### [WORK INSTRUCTIONS]
Show every line that has the string "marker" in it.

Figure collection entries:
....
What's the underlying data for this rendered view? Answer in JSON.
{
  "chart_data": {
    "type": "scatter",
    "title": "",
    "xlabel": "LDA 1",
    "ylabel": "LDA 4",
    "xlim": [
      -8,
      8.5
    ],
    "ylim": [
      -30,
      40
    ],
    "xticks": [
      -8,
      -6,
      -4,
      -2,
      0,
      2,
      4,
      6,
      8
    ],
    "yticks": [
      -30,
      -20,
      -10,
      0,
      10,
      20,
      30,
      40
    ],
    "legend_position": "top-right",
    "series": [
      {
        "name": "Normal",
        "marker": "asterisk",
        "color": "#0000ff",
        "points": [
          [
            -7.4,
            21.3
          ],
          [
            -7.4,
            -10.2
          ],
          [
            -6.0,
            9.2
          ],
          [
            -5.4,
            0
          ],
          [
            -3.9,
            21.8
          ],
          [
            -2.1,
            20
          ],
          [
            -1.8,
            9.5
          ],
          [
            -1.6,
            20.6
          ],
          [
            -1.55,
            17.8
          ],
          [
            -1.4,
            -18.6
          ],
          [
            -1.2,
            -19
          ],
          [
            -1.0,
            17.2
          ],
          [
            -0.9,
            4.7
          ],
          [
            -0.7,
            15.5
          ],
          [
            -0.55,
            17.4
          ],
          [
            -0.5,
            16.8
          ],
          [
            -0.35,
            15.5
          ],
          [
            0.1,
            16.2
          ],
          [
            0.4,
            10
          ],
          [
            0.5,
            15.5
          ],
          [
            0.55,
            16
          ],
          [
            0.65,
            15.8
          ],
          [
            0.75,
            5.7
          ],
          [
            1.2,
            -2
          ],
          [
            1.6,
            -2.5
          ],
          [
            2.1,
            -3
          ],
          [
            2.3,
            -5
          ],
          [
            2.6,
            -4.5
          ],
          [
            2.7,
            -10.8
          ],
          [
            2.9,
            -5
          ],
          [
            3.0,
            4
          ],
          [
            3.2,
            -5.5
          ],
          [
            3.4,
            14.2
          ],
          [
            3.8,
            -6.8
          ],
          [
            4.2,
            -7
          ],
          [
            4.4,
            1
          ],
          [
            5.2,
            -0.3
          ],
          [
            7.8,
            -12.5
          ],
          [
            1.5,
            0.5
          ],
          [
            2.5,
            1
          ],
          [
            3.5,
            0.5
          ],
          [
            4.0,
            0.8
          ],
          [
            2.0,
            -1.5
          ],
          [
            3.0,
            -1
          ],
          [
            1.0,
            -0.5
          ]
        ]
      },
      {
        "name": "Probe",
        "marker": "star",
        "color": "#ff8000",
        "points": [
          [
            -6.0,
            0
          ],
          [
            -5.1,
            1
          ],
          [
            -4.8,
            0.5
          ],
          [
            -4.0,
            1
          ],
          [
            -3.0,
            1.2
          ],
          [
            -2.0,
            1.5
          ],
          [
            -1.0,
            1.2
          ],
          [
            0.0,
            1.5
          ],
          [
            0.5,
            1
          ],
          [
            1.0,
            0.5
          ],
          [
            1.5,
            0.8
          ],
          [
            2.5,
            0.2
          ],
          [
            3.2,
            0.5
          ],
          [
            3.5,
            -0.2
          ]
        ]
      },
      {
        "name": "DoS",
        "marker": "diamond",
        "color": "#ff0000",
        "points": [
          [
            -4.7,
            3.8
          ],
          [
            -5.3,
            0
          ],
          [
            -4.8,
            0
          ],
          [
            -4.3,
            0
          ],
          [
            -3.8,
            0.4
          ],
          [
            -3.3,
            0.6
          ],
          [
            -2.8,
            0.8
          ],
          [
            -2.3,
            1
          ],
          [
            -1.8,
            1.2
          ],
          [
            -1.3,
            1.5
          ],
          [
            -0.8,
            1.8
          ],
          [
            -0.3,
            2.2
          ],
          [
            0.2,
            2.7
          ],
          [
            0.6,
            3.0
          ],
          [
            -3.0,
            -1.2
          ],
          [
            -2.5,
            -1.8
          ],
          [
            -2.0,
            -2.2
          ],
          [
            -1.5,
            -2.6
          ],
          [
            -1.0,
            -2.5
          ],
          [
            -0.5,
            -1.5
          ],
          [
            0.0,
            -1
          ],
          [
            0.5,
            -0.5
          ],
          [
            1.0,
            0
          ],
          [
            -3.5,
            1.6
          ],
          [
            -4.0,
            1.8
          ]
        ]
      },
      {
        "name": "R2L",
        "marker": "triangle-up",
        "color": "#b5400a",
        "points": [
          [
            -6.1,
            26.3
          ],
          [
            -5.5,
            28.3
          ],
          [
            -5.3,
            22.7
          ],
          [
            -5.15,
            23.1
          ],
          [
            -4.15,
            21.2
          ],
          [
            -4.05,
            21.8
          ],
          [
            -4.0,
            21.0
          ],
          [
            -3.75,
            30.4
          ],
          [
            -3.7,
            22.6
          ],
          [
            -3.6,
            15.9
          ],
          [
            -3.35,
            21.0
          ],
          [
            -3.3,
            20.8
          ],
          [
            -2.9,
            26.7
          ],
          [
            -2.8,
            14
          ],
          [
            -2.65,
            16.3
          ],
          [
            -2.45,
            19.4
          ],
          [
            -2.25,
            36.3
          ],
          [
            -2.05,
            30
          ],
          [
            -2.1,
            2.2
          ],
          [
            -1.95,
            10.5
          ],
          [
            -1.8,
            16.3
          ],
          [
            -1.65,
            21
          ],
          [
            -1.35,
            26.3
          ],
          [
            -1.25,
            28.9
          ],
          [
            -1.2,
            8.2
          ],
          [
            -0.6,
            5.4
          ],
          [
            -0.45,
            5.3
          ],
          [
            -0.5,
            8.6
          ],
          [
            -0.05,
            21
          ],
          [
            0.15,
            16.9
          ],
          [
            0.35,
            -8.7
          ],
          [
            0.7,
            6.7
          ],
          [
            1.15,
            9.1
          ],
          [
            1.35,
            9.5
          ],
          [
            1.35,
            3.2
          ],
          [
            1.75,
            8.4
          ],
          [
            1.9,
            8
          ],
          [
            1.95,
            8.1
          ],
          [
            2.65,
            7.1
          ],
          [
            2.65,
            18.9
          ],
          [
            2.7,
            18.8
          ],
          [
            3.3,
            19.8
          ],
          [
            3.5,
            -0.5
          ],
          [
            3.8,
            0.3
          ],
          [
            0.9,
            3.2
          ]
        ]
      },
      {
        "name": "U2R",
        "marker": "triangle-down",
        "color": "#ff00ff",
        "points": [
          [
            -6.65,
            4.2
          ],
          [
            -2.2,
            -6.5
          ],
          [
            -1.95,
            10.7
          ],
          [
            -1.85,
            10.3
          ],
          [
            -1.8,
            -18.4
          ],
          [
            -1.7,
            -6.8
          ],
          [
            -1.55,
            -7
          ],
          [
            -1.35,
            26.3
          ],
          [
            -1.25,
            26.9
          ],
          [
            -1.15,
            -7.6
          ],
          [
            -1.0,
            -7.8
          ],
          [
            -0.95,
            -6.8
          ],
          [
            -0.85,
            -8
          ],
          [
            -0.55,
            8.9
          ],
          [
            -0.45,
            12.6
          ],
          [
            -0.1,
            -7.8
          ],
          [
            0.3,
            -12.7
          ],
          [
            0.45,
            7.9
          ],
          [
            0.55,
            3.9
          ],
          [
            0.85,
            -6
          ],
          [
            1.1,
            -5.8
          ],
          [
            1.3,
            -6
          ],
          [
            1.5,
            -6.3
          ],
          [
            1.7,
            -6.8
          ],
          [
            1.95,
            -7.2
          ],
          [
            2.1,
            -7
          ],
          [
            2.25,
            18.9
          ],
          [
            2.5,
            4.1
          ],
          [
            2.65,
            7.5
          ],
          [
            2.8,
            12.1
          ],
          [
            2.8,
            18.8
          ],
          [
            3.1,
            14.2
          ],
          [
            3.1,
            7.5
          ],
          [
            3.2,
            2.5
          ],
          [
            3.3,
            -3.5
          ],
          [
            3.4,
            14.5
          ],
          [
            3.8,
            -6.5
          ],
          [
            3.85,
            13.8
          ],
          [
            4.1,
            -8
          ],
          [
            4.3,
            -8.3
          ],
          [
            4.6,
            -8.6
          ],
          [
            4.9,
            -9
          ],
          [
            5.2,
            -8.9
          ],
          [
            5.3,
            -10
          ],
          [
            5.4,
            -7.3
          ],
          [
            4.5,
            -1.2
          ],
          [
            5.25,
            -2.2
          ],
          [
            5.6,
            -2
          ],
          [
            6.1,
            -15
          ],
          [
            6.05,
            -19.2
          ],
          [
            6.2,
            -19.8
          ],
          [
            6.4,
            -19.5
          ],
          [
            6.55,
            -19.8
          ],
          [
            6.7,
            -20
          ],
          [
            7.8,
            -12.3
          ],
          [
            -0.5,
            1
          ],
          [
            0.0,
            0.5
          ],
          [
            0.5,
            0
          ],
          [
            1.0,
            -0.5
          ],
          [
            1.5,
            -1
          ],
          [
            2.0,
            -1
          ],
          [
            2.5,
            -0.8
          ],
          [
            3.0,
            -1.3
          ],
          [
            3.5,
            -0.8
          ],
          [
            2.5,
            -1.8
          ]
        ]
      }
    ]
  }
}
....
### [REPLY TO THE EXERCISE]
        "marker": "asterisk",
        "marker": "star",
        "marker": "diamond",
        "marker": "triangle-up",
        "marker": "triangle-down",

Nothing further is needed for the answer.